Set task
Output all lines exactly.

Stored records
[start]
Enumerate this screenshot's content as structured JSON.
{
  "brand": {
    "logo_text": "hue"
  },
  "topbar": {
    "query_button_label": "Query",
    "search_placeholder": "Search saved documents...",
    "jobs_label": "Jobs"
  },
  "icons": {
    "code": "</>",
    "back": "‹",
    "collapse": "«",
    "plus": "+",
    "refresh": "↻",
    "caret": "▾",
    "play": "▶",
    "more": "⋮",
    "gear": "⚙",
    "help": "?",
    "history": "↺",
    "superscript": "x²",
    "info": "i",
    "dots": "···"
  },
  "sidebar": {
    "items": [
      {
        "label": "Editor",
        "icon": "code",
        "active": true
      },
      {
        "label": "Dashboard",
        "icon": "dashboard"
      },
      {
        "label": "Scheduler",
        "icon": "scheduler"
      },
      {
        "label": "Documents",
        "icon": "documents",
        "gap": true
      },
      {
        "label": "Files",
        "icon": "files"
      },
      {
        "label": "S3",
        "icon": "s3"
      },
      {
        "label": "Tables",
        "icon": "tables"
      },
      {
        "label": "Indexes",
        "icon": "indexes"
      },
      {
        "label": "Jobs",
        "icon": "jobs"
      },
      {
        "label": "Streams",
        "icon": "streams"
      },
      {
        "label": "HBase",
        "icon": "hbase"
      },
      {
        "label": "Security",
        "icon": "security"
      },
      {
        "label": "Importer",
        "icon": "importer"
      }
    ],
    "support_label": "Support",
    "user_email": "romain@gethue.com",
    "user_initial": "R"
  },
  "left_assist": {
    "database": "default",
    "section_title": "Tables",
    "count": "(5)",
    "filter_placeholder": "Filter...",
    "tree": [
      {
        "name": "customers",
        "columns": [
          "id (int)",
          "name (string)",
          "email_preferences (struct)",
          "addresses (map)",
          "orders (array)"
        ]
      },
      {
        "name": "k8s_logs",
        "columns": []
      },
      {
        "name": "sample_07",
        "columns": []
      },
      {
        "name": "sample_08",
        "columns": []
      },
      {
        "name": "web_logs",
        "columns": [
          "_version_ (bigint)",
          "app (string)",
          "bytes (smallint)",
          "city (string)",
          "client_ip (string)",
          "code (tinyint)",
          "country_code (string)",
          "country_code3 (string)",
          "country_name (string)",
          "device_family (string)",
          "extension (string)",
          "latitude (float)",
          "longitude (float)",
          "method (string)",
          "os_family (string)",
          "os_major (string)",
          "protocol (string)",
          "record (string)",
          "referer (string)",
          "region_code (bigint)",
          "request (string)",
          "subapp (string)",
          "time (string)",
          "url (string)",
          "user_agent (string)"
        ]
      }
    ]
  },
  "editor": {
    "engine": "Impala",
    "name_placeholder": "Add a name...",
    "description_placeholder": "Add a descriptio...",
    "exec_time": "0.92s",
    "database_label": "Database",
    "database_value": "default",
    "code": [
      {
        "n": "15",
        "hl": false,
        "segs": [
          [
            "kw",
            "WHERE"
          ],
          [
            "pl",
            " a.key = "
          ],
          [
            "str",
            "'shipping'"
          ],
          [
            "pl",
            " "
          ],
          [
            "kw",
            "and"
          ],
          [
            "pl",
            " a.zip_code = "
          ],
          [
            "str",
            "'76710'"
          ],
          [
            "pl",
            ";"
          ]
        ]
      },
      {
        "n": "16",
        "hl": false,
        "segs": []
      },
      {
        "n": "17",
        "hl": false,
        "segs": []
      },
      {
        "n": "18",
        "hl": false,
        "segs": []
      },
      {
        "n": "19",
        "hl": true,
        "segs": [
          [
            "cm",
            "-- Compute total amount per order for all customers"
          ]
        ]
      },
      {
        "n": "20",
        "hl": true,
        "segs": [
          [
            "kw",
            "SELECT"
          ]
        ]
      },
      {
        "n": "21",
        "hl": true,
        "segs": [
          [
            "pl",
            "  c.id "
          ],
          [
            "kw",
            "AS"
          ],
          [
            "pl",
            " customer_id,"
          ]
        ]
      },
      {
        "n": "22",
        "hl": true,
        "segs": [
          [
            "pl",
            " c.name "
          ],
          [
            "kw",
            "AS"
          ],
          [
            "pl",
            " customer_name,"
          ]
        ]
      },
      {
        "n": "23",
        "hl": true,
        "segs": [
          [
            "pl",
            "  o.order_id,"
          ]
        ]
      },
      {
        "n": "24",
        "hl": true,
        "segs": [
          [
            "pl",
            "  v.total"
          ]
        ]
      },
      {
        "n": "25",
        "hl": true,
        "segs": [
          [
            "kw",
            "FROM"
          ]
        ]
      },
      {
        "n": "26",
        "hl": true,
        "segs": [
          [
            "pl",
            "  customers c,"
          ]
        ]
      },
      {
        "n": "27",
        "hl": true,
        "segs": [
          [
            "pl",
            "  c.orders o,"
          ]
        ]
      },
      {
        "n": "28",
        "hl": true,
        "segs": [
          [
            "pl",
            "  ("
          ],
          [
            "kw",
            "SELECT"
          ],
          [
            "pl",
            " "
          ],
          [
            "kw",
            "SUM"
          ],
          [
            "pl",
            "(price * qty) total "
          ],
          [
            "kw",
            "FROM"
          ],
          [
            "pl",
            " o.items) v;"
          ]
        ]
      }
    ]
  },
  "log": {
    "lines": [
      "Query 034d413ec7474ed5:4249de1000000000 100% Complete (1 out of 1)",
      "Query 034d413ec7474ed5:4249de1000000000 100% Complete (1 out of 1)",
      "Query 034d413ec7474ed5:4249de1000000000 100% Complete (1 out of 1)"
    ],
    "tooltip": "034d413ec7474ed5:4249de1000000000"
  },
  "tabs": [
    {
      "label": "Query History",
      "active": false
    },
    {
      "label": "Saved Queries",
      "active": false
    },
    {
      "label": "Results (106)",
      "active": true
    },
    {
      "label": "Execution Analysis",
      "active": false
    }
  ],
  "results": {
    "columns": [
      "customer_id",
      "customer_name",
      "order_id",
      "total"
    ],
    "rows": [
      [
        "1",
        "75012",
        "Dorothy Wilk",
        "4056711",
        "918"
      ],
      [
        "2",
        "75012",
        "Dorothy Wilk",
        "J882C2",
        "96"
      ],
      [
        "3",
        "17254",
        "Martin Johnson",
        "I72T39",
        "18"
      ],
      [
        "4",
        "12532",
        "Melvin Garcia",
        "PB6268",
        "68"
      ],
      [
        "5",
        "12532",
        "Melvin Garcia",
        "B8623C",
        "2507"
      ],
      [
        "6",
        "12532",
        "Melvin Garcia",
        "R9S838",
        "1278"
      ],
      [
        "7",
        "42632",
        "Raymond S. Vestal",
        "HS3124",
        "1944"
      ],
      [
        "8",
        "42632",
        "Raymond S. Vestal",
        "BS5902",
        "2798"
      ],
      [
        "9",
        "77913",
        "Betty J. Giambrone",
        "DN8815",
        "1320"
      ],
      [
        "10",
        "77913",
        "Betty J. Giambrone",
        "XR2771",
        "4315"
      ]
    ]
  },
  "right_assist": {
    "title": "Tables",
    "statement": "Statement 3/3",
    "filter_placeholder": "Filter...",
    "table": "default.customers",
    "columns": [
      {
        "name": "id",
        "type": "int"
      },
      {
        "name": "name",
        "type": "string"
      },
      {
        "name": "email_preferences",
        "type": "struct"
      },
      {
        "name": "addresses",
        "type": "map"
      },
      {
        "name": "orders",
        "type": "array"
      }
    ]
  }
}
[end]
Task solution
Enumerate this screenshot's content as structured JSON.
{
  "brand": {
    "logo_text": "hue"
  },
  "topbar": {
    "query_button_label": "Query",
    "search_placeholder": "Search saved documents...",
    "jobs_label": "Jobs"
  },
  "icons": {
    "code": "</>",
    "back": "‹",
    "collapse": "«",
    "plus": "+",
    "refresh": "↻",
    "caret": "▾",
    "play": "▶",
    "more": "⋮",
    "gear": "⚙",
    "help": "?",
    "history": "↺",
    "superscript": "x²",
    "info": "i",
    "dots": "···"
  },
  "sidebar": {
    "items": [
      {
        "label": "Editor",
        "icon": "code",
        "active": true
      },
      {
        "label": "Dashboard",
        "icon": "dashboard"
      },
      {
        "label": "Scheduler",
        "icon": "scheduler"
      },
      {
        "label": "Documents",
        "icon": "documents",
        "gap": true
      },
      {
        "label": "Files",
        "icon": "files"
      },
      {
        "label": "S3",
        "icon": "s3"
      },
      {
        "label": "Tables",
        "icon": "tables"
      },
      {
        "label": "Indexes",
        "icon": "indexes"
      },
      {
        "label": "Jobs",
        "icon": "jobs"
      },
      {
        "label": "Streams",
        "icon": "streams"
      },
      {
        "label": "HBase",
        "icon": "hbase"
      },
      {
        "label": "Security",
        "icon": "security"
      },
      {
        "label": "Importer",
        "icon": "importer"
      }
    ],
    "support_label": "Support",
    "user_email": "romain@gethue.com",
    "user_initial": "R"
  },
  "left_assist": {
    "database": "default",
    "section_title": "Tables",
    "count": "(5)",
    "filter_placeholder": "Filter...",
    "tree": [
      {
        "name": "customers",
        "columns": [
          "id (int)",
          "name (string)",
          "email_preferences (struct)",
          "addresses (map)",
          "orders (array)"
        ]
      },
      {
        "name": "k8s_logs",
        "columns": []
      },
      {
        "name": "sample_07",
        "columns": []
      },
      {
        "name": "sample_08",
        "columns": []
      },
      {
        "name": "web_logs",
        "columns": [
          "_version_ (bigint)",
          "app (string)",
          "bytes (smallint)",
          "city (string)",
          "client_ip (string)",
          "code (tinyint)",
          "country_code (string)",
          "country_code3 (string)",
          "country_name (string)",
          "device_family (string)",
          "extension (string)",
          "latitude (float)",
          "longitude (float)",
          "method (string)",
          "os_family (string)",
          "os_major (string)",
          "protocol (string)",
          "record (string)",
          "referer (string)",
          "region_code (bigint)",
          "request (string)",
          "subapp (string)",
          "time (string)",
          "url (string)",
          "user_agent (string)"
        ]
      }
    ]
  },
  "editor": {
    "engine": "Impala",
    "name_placeholder": "Add a name...",
    "description_placeholder": "Add a descriptio...",
    "exec_time": "0.92s",
    "database_label": "Database",
    "database_value": "default",
    "code": [
      {
        "n": "15",
        "hl": false,
        "segs": [
          [
            "kw",
            "WHERE"
          ],
          [
            "pl",
            " a.key = "
          ],
          [
            "str",
            "'shipping'"
          ],
          [
            "pl",
            " "
          ],
          [
            "kw",
            "and"
          ],
          [
            "pl",
            " a.zip_code = "
          ],
          [
            "str",
            "'76710'"
          ],
          [
            "pl",
            ";"
          ]
        ]
      },
      {
        "n": "16",
        "hl": false,
        "segs": []
      },
      {
        "n": "17",
        "hl": false,
        "segs": []
      },
      {
        "n": "18",
        "hl": false,
        "segs": []
      },
      {
        "n": "19",
        "hl": true,
        "segs": [
          [
            "cm",
            "-- Compute total amount per order for all customers"
          ]
        ]
      },
      {
        "n": "20",
        "hl": true,
        "segs": [
          [
            "kw",
            "SELECT"
          ]
        ]
      },
      {
        "n": "21",
        "hl": true,
        "segs": [
          [
            "pl",
            "  c.id "
          ],
          [
            "kw",
            "AS"
          ],
          [
            "pl",
            " customer_id,"
          ]
        ]
      },
      {
        "n": "22",
        "hl": true,
        "segs": [
          [
            "pl",
            " c.name "
          ],
          [
            "kw",
            "AS"
          ],
          [
            "pl",
            " customer_name,"
          ]
        ]
      },
      {
        "n": "23",
        "hl": true,
        "segs": [
          [
            "pl",
            "  o.order_id,"
          ]
        ]
      },
      {
        "n": "24",
        "hl": true,
        "segs": [
          [
            "pl",
            "  v.total"
          ]
        ]
      },
      {
        "n": "25",
        "hl": true,
        "segs": [
          [
            "kw",
            "FROM"
          ]
        ]
      },
      {
        "n": "26",
        "hl": true,
        "segs": [
          [
            "pl",
            "  customers c,"
          ]
        ]
      },
      {
        "n": "27",
        "hl": true,
        "segs": [
          [
            "pl",
            "  c.orders o,"
          ]
        ]
      },
      {
        "n": "28",
        "hl": true,
        "segs": [
          [
            "pl",
            "  ("
          ],
          [
            "kw",
            "SELECT"
          ],
          [
            "pl",
            " "
          ],
          [
            "kw",
            "SUM"
          ],
          [
            "pl",
            "(price * qty) total "
          ],
          [
            "kw",
            "FROM"
          ],
          [
            "pl",
            " o.items) v;"
          ]
        ]
      }
    ]
  },
  "log": {
    "lines": [
      "Query 034d413ec7474ed5:4249de1000000000 100% Complete (1 out of 1)",
      "Query 034d413ec7474ed5:4249de1000000000 100% Complete (1 out of 1)",
      "Query 034d413ec7474ed5:4249de1000000000 100% Complete (1 out of 1)"
    ],
    "tooltip": "034d413ec7474ed5:4249de1000000000"
  },
  "tabs": [
    {
      "label": "Query History",
      "active": false
    },
    {
      "label": "Saved Queries",
      "active": false
    },
    {
      "label": "Results (106)",
      "active": true
    },
    {
      "label": "Execution Analysis",
      "active": false
    }
  ],
  "results": {
    "columns": [
      "customer_id",
      "customer_name",
      "order_id",
      "total"
    ],
    "rows": [
      [
        "1",
        "75012",
        "Dorothy Wilk",
        "4056711",
        "918"
      ],
      [
        "2",
        "75012",
        "Dorothy Wilk",
        "J882C2",
        "96"
      ],
      [
        "3",
        "17254",
        "Martin Johnson",
        "I72T39",
        "18"
      ],
      [
        "4",
        "12532",
        "Melvin Garcia",
        "PB6268",
        "68"
      ],
      [
        "5",
        "12532",
        "Melvin Garcia",
        "B8623C",
        "2507"
      ],
      [
        "6",
        "12532",
        "Melvin Garcia",
        "R9S838",
        "1278"
      ],
      [
        "7",
        "42632",
        "Raymond S. Vestal",
        "HS3124",
        "1944"
      ],
      [
        "8",
        "42632",
        "Raymond S. Vestal",
        "BS5902",
        "2798"
      ],
      [
        "9",
        "77913",
        "Betty J. Giambrone",
        "DN8815",
        "1320"
      ],
      [
        "10",
        "77913",
        "Betty J. Giambrone",
        "XR2771",
        "4315"
      ]
    ]
  },
  "right_assist": {
    "title": "Tables",
    "statement": "Statement 3/3",
    "filter_placeholder": "Filter...",
    "table": "default.customers",
    "columns": [
      {
        "name": "id",
        "type": "int"
      },
      {
        "name": "name",
        "type": "string"
      },
      {
        "name": "email_preferences",
        "type": "struct"
      },
      {
        "name": "addresses",
        "type": "map"
      },
      {
        "name": "orders",
        "type": "array"
      }
    ]
  }
}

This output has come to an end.